### Exercise data
--------------------------------
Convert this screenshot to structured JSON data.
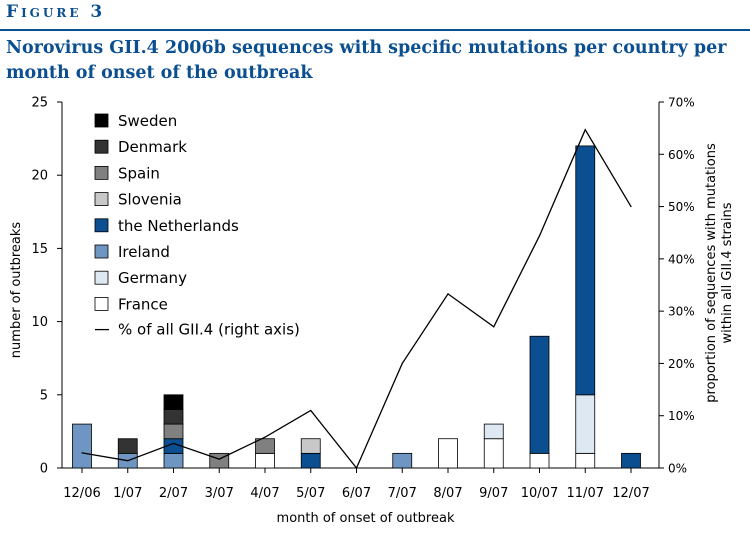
{
  "figure": {
    "label": "Figure 3",
    "title": "Norovirus GII.4 2006b sequences with specific mutations per country per month of onset of the outbreak"
  },
  "colors": {
    "Sweden": "#000000",
    "Denmark": "#333333",
    "Spain": "#808080",
    "Slovenia": "#c8c8c8",
    "the Netherlands": "#0b4f91",
    "Ireland": "#6f96c2",
    "Germany": "#dde8f2",
    "France": "#ffffff",
    "line": "#000000",
    "accent": "#0b4f91"
  },
  "chart_data": {
    "type": "bar",
    "stacked": true,
    "xlabel": "month of onset of outbreak",
    "ylabel": "number of outbreaks",
    "y2label": "proportion of sequences with mutations within all GII.4 strains",
    "ylim": [
      0,
      25
    ],
    "yticks": [
      "0",
      "5",
      "10",
      "15",
      "20",
      "25"
    ],
    "y2lim": [
      0,
      70
    ],
    "y2ticks": [
      "0%",
      "10%",
      "20%",
      "30%",
      "40%",
      "50%",
      "60%",
      "70%"
    ],
    "legend_position": "top-left",
    "categories": [
      "12/06",
      "1/07",
      "2/07",
      "3/07",
      "4/07",
      "5/07",
      "6/07",
      "7/07",
      "8/07",
      "9/07",
      "10/07",
      "11/07",
      "12/07"
    ],
    "series": [
      {
        "name": "France",
        "values": [
          0,
          0,
          0,
          0,
          1,
          0,
          0,
          0,
          2,
          2,
          1,
          1,
          0
        ]
      },
      {
        "name": "Germany",
        "values": [
          0,
          0,
          0,
          0,
          0,
          0,
          0,
          0,
          0,
          1,
          0,
          4,
          0
        ]
      },
      {
        "name": "Ireland",
        "values": [
          3,
          1,
          1,
          0,
          0,
          0,
          0,
          1,
          0,
          0,
          0,
          0,
          0
        ]
      },
      {
        "name": "the Netherlands",
        "values": [
          0,
          0,
          1,
          0,
          0,
          1,
          0,
          0,
          0,
          0,
          8,
          17,
          1
        ]
      },
      {
        "name": "Slovenia",
        "values": [
          0,
          0,
          0,
          0,
          0,
          1,
          0,
          0,
          0,
          0,
          0,
          0,
          0
        ]
      },
      {
        "name": "Spain",
        "values": [
          0,
          0,
          1,
          1,
          1,
          0,
          0,
          0,
          0,
          0,
          0,
          0,
          0
        ]
      },
      {
        "name": "Denmark",
        "values": [
          0,
          1,
          1,
          0,
          0,
          0,
          0,
          0,
          0,
          0,
          0,
          0,
          0
        ]
      },
      {
        "name": "Sweden",
        "values": [
          0,
          0,
          1,
          0,
          0,
          0,
          0,
          0,
          0,
          0,
          0,
          0,
          0
        ]
      }
    ],
    "legend_order": [
      "Sweden",
      "Denmark",
      "Spain",
      "Slovenia",
      "the Netherlands",
      "Ireland",
      "Germany",
      "France"
    ],
    "line": {
      "name": "% of all GII.4 (right axis)",
      "axis": "right",
      "values": [
        2.9,
        1.4,
        4.7,
        1.7,
        5.9,
        11,
        0,
        20,
        33.3,
        27,
        44.4,
        64.7,
        50
      ]
    }
  }
}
--------------------------------
Restate each line of the material word for word, skipping any picture.

Convert this screenshot to structured JSON data.
{
  "figure": {
    "label": "Figure 3",
    "title": "Norovirus GII.4 2006b sequences with specific mutations per country per month of onset of the outbreak"
  },
  "colors": {
    "Sweden": "#000000",
    "Denmark": "#333333",
    "Spain": "#808080",
    "Slovenia": "#c8c8c8",
    "the Netherlands": "#0b4f91",
    "Ireland": "#6f96c2",
    "Germany": "#dde8f2",
    "France": "#ffffff",
    "line": "#000000",
    "accent": "#0b4f91"
  },
  "chart_data": {
    "type": "bar",
    "stacked": true,
    "xlabel": "month of onset of outbreak",
    "ylabel": "number of outbreaks",
    "y2label": "proportion of sequences with mutations within all GII.4 strains",
    "ylim": [
      0,
      25
    ],
    "yticks": [
      "0",
      "5",
      "10",
      "15",
      "20",
      "25"
    ],
    "y2lim": [
      0,
      70
    ],
    "y2ticks": [
      "0%",
      "10%",
      "20%",
      "30%",
      "40%",
      "50%",
      "60%",
      "70%"
    ],
    "legend_position": "top-left",
    "categories": [
      "12/06",
      "1/07",
      "2/07",
      "3/07",
      "4/07",
      "5/07",
      "6/07",
      "7/07",
      "8/07",
      "9/07",
      "10/07",
      "11/07",
      "12/07"
    ],
    "series": [
      {
        "name": "France",
        "values": [
          0,
          0,
          0,
          0,
          1,
          0,
          0,
          0,
          2,
          2,
          1,
          1,
          0
        ]
      },
      {
        "name": "Germany",
        "values": [
          0,
          0,
          0,
          0,
          0,
          0,
          0,
          0,
          0,
          1,
          0,
          4,
          0
        ]
      },
      {
        "name": "Ireland",
        "values": [
          3,
          1,
          1,
          0,
          0,
          0,
          0,
          1,
          0,
          0,
          0,
          0,
          0
        ]
      },
      {
        "name": "the Netherlands",
        "values": [
          0,
          0,
          1,
          0,
          0,
          1,
          0,
          0,
          0,
          0,
          8,
          17,
          1
        ]
      },
      {
        "name": "Slovenia",
        "values": [
          0,
          0,
          0,
          0,
          0,
          1,
          0,
          0,
          0,
          0,
          0,
          0,
          0
        ]
      },
      {
        "name": "Spain",
        "values": [
          0,
          0,
          1,
          1,
          1,
          0,
          0,
          0,
          0,
          0,
          0,
          0,
          0
        ]
      },
      {
        "name": "Denmark",
        "values": [
          0,
          1,
          1,
          0,
          0,
          0,
          0,
          0,
          0,
          0,
          0,
          0,
          0
        ]
      },
      {
        "name": "Sweden",
        "values": [
          0,
          0,
          1,
          0,
          0,
          0,
          0,
          0,
          0,
          0,
          0,
          0,
          0
        ]
      }
    ],
    "legend_order": [
      "Sweden",
      "Denmark",
      "Spain",
      "Slovenia",
      "the Netherlands",
      "Ireland",
      "Germany",
      "France"
    ],
    "line": {
      "name": "% of all GII.4 (right axis)",
      "axis": "right",
      "values": [
        2.9,
        1.4,
        4.7,
        1.7,
        5.9,
        11,
        0,
        20,
        33.3,
        27,
        44.4,
        64.7,
        50
      ]
    }
  }
}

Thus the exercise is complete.